Entries taken from a collection
^^^^
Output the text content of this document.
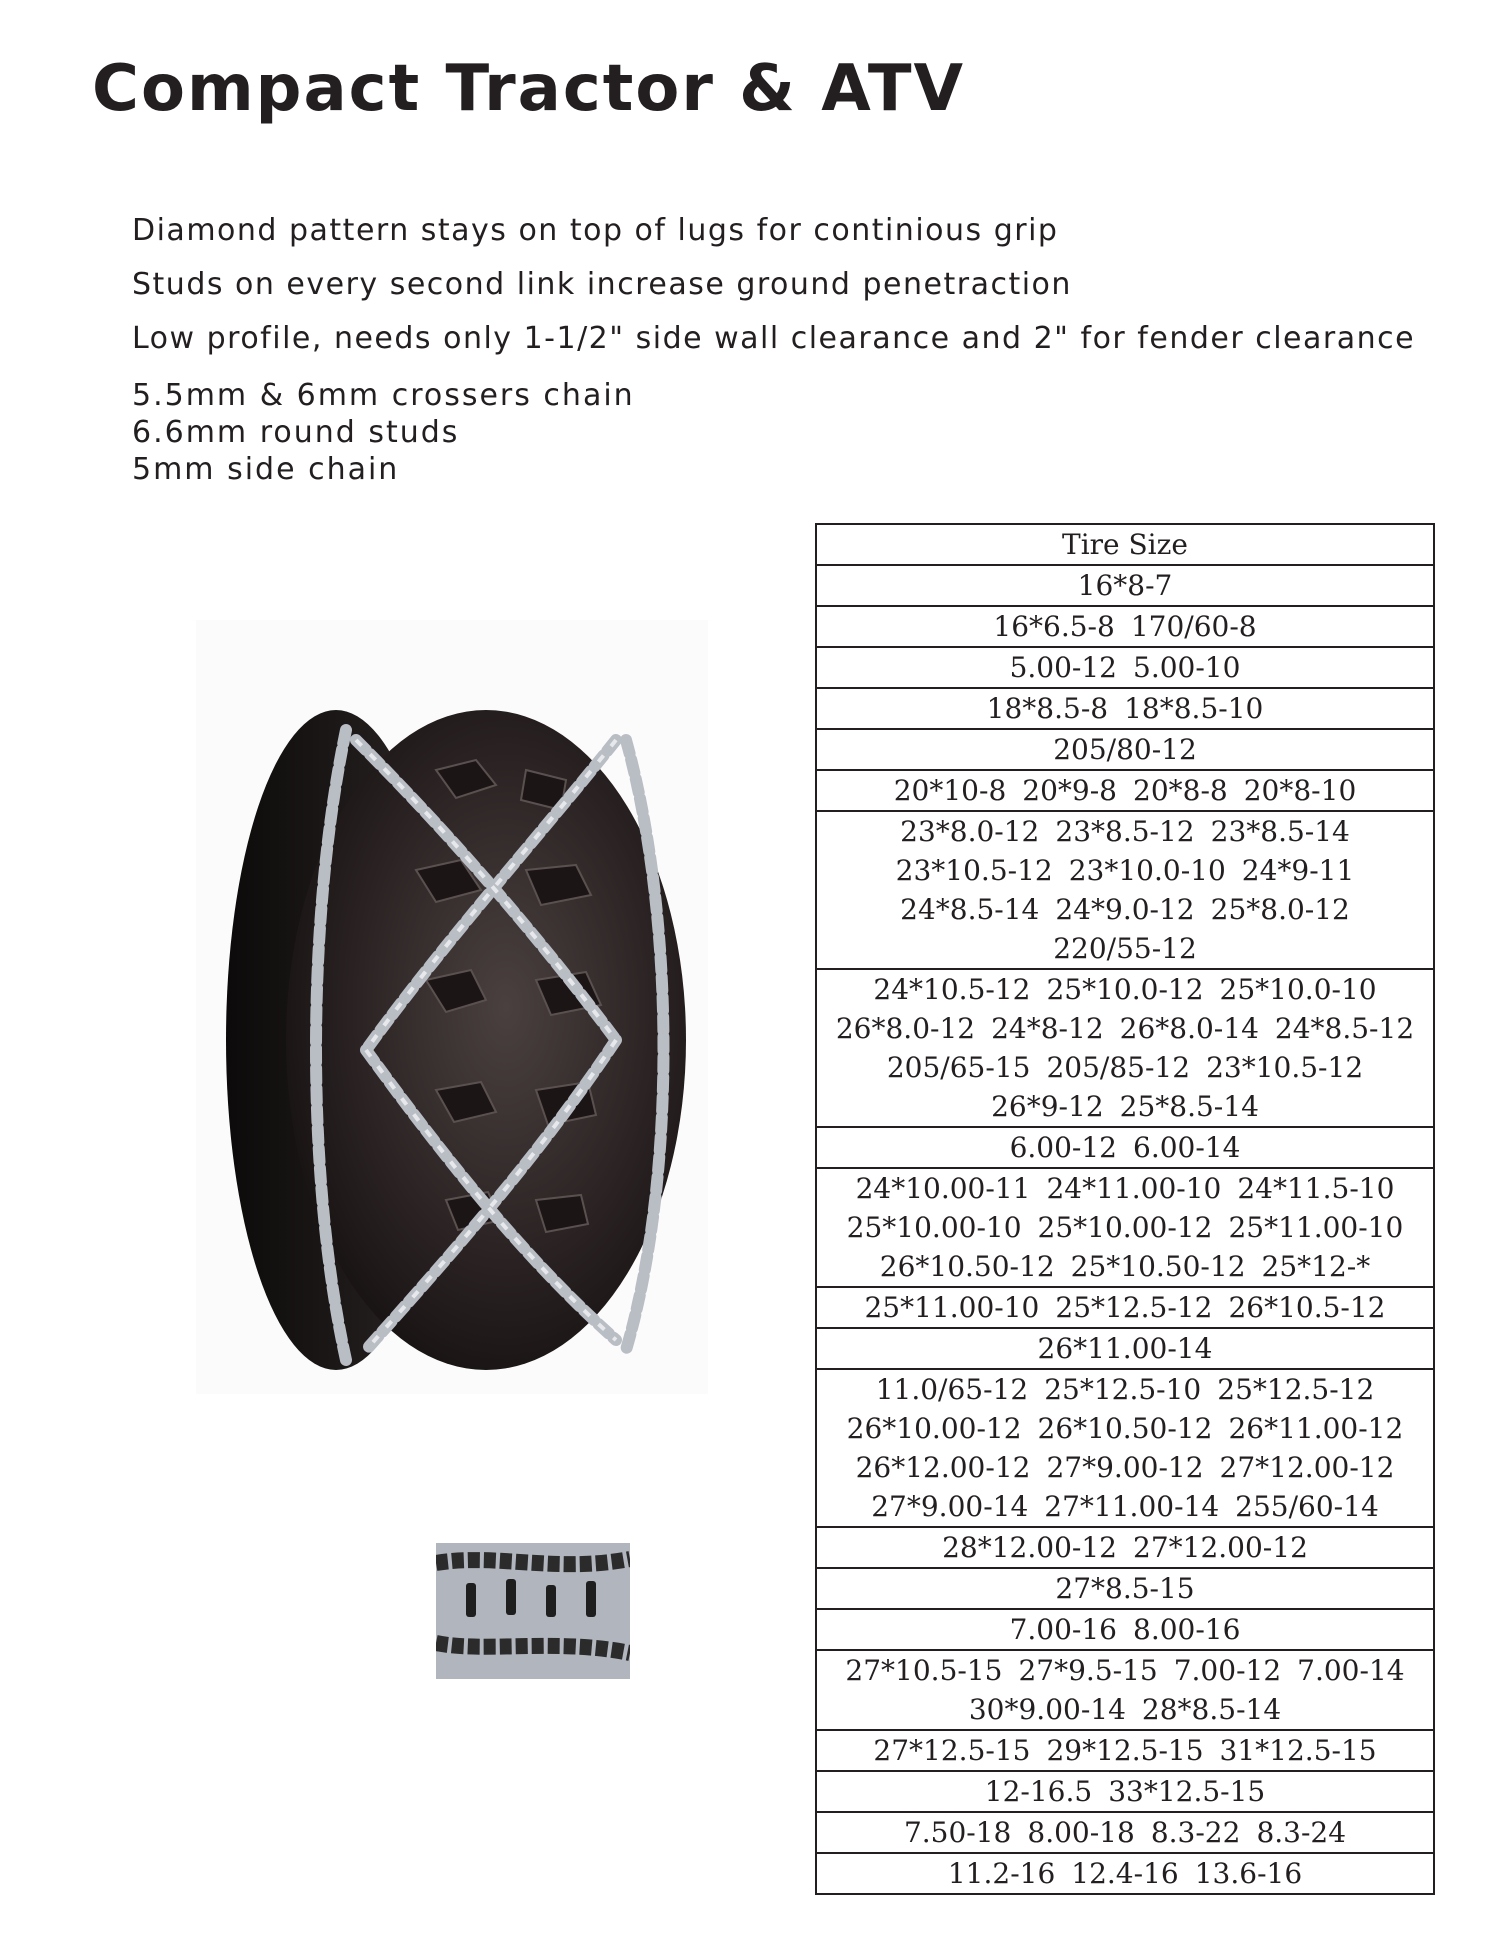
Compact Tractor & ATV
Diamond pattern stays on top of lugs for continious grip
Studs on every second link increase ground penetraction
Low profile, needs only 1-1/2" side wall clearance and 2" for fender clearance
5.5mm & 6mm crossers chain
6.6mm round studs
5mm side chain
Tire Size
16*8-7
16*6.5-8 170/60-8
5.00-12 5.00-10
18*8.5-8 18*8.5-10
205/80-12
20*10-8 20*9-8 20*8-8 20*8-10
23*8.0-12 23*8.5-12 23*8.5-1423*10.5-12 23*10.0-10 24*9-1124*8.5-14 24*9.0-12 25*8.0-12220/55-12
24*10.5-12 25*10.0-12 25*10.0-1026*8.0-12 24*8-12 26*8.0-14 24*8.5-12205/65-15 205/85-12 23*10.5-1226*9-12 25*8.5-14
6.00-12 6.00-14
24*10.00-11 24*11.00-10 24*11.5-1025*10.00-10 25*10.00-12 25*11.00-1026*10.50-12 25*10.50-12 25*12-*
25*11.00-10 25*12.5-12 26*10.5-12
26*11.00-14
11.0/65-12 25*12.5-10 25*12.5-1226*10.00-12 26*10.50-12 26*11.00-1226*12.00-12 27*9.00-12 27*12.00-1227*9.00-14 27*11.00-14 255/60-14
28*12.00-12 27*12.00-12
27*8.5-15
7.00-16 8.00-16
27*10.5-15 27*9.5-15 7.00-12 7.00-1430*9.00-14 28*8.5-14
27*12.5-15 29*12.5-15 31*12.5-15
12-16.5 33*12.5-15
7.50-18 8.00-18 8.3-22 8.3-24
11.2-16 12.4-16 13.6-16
^^^^
### EXERCISE BRIEF
Will you restate every entry word for word and omit the images?

### THE SOLUTION
Output the text content of this document.
Compact Tractor & ATV
Diamond pattern stays on top of lugs for continious grip
Studs on every second link increase ground penetraction
Low profile, needs only 1-1/2" side wall clearance and 2" for fender clearance
5.5mm & 6mm crossers chain
6.6mm round studs
5mm side chain
Tire Size
16*8-7
16*6.5-8 170/60-8
5.00-12 5.00-10
18*8.5-8 18*8.5-10
205/80-12
20*10-8 20*9-8 20*8-8 20*8-10
23*8.0-12 23*8.5-12 23*8.5-1423*10.5-12 23*10.0-10 24*9-1124*8.5-14 24*9.0-12 25*8.0-12220/55-12
24*10.5-12 25*10.0-12 25*10.0-1026*8.0-12 24*8-12 26*8.0-14 24*8.5-12205/65-15 205/85-12 23*10.5-1226*9-12 25*8.5-14
6.00-12 6.00-14
24*10.00-11 24*11.00-10 24*11.5-1025*10.00-10 25*10.00-12 25*11.00-1026*10.50-12 25*10.50-12 25*12-*
25*11.00-10 25*12.5-12 26*10.5-12
26*11.00-14
11.0/65-12 25*12.5-10 25*12.5-1226*10.00-12 26*10.50-12 26*11.00-1226*12.00-12 27*9.00-12 27*12.00-1227*9.00-14 27*11.00-14 255/60-14
28*12.00-12 27*12.00-12
27*8.5-15
7.00-16 8.00-16
27*10.5-15 27*9.5-15 7.00-12 7.00-1430*9.00-14 28*8.5-14
27*12.5-15 29*12.5-15 31*12.5-15
12-16.5 33*12.5-15
7.50-18 8.00-18 8.3-22 8.3-24
11.2-16 12.4-16 13.6-16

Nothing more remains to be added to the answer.